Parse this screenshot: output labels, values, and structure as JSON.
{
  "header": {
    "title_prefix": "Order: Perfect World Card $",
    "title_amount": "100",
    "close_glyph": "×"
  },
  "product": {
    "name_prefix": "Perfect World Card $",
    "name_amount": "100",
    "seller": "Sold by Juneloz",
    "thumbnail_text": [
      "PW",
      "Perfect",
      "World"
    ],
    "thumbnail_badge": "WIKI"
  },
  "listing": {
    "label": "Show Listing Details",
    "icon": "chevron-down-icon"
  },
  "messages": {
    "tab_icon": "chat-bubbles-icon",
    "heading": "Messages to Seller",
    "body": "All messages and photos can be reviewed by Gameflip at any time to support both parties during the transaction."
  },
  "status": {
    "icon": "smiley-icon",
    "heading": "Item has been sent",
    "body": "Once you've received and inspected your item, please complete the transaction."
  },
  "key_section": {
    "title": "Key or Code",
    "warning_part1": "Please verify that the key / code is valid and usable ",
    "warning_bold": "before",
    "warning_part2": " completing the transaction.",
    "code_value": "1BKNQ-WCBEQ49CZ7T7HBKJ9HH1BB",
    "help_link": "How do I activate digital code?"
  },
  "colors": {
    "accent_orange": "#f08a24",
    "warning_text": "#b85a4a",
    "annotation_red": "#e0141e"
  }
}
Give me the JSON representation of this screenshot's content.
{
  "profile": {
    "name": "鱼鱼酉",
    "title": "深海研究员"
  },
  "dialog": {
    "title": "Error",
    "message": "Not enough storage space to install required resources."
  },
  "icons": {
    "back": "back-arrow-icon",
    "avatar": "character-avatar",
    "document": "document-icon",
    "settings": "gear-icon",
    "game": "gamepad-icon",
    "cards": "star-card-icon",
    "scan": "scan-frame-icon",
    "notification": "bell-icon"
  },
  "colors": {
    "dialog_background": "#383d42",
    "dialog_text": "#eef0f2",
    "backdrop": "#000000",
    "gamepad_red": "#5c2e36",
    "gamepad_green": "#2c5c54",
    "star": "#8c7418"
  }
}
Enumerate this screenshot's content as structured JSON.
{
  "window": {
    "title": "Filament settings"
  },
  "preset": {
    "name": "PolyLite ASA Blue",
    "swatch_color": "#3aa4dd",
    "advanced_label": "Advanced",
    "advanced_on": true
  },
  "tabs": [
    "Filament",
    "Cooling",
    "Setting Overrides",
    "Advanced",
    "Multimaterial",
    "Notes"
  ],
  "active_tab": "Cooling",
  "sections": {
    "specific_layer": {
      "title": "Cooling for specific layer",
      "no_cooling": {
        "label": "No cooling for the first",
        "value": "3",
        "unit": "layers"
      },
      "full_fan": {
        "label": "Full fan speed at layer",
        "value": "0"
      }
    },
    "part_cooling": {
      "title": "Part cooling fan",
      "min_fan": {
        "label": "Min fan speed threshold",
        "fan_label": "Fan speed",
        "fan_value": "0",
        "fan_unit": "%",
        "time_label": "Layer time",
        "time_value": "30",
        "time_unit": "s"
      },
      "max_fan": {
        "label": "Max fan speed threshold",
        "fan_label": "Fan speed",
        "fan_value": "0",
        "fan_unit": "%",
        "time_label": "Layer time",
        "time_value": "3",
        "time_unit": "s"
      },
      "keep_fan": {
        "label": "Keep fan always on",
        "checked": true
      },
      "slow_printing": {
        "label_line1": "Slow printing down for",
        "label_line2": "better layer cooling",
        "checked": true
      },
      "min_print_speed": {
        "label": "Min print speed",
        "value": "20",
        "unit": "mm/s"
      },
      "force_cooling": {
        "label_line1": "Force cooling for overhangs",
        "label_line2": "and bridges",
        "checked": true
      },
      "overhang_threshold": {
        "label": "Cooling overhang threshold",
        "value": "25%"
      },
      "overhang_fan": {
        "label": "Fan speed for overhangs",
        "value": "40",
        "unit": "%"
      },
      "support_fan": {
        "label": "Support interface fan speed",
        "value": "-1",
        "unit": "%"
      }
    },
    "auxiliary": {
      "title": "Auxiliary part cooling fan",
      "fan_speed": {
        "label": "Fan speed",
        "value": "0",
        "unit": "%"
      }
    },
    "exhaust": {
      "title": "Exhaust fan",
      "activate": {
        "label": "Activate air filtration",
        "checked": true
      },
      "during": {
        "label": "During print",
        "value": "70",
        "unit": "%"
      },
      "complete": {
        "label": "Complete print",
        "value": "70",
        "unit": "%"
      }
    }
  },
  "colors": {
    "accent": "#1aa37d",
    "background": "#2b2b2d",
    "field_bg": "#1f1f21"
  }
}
# # # #
● **WRITTEN INSTRUCTION**
Above are some records; repeat all of them exactly.

● **THE OUTPUT**
Parse this screenshot: output labels, values, and structure as JSON.
{
  "header": {
    "title_prefix": "Order: Perfect World Card $",
    "title_amount": "100",
    "close_glyph": "×"
  },
  "product": {
    "name_prefix": "Perfect World Card $",
    "name_amount": "100",
    "seller": "Sold by Juneloz",
    "thumbnail_text": [
      "PW",
      "Perfect",
      "World"
    ],
    "thumbnail_badge": "WIKI"
  },
  "listing": {
    "label": "Show Listing Details",
    "icon": "chevron-down-icon"
  },
  "messages": {
    "tab_icon": "chat-bubbles-icon",
    "heading": "Messages to Seller",
    "body": "All messages and photos can be reviewed by Gameflip at any time to support both parties during the transaction."
  },
  "status": {
    "icon": "smiley-icon",
    "heading": "Item has been sent",
    "body": "Once you've received and inspected your item, please complete the transaction."
  },
  "key_section": {
    "title": "Key or Code",
    "warning_part1": "Please verify that the key / code is valid and usable ",
    "warning_bold": "before",
    "warning_part2": " completing the transaction.",
    "code_value": "1BKNQ-WCBEQ49CZ7T7HBKJ9HH1BB",
    "help_link": "How do I activate digital code?"
  },
  "colors": {
    "accent_orange": "#f08a24",
    "warning_text": "#b85a4a",
    "annotation_red": "#e0141e"
  }
}
Give me the JSON representation of this screenshot's content.
{
  "profile": {
    "name": "鱼鱼酉",
    "title": "深海研究员"
  },
  "dialog": {
    "title": "Error",
    "message": "Not enough storage space to install required resources."
  },
  "icons": {
    "back": "back-arrow-icon",
    "avatar": "character-avatar",
    "document": "document-icon",
    "settings": "gear-icon",
    "game": "gamepad-icon",
    "cards": "star-card-icon",
    "scan": "scan-frame-icon",
    "notification": "bell-icon"
  },
  "colors": {
    "dialog_background": "#383d42",
    "dialog_text": "#eef0f2",
    "backdrop": "#000000",
    "gamepad_red": "#5c2e36",
    "gamepad_green": "#2c5c54",
    "star": "#8c7418"
  }
}
Enumerate this screenshot's content as structured JSON.
{
  "window": {
    "title": "Filament settings"
  },
  "preset": {
    "name": "PolyLite ASA Blue",
    "swatch_color": "#3aa4dd",
    "advanced_label": "Advanced",
    "advanced_on": true
  },
  "tabs": [
    "Filament",
    "Cooling",
    "Setting Overrides",
    "Advanced",
    "Multimaterial",
    "Notes"
  ],
  "active_tab": "Cooling",
  "sections": {
    "specific_layer": {
      "title": "Cooling for specific layer",
      "no_cooling": {
        "label": "No cooling for the first",
        "value": "3",
        "unit": "layers"
      },
      "full_fan": {
        "label": "Full fan speed at layer",
        "value": "0"
      }
    },
    "part_cooling": {
      "title": "Part cooling fan",
      "min_fan": {
        "label": "Min fan speed threshold",
        "fan_label": "Fan speed",
        "fan_value": "0",
        "fan_unit": "%",
        "time_label": "Layer time",
        "time_value": "30",
        "time_unit": "s"
      },
      "max_fan": {
        "label": "Max fan speed threshold",
        "fan_label": "Fan speed",
        "fan_value": "0",
        "fan_unit": "%",
        "time_label": "Layer time",
        "time_value": "3",
        "time_unit": "s"
      },
      "keep_fan": {
        "label": "Keep fan always on",
        "checked": true
      },
      "slow_printing": {
        "label_line1": "Slow printing down for",
        "label_line2": "better layer cooling",
        "checked": true
      },
      "min_print_speed": {
        "label": "Min print speed",
        "value": "20",
        "unit": "mm/s"
      },
      "force_cooling": {
        "label_line1": "Force cooling for overhangs",
        "label_line2": "and bridges",
        "checked": true
      },
      "overhang_threshold": {
        "label": "Cooling overhang threshold",
        "value": "25%"
      },
      "overhang_fan": {
        "label": "Fan speed for overhangs",
        "value": "40",
        "unit": "%"
      },
      "support_fan": {
        "label": "Support interface fan speed",
        "value": "-1",
        "unit": "%"
      }
    },
    "auxiliary": {
      "title": "Auxiliary part cooling fan",
      "fan_speed": {
        "label": "Fan speed",
        "value": "0",
        "unit": "%"
      }
    },
    "exhaust": {
      "title": "Exhaust fan",
      "activate": {
        "label": "Activate air filtration",
        "checked": true
      },
      "during": {
        "label": "During print",
        "value": "70",
        "unit": "%"
      },
      "complete": {
        "label": "Complete print",
        "value": "70",
        "unit": "%"
      }
    }
  },
  "colors": {
    "accent": "#1aa37d",
    "background": "#2b2b2d",
    "field_bg": "#1f1f21"
  }
}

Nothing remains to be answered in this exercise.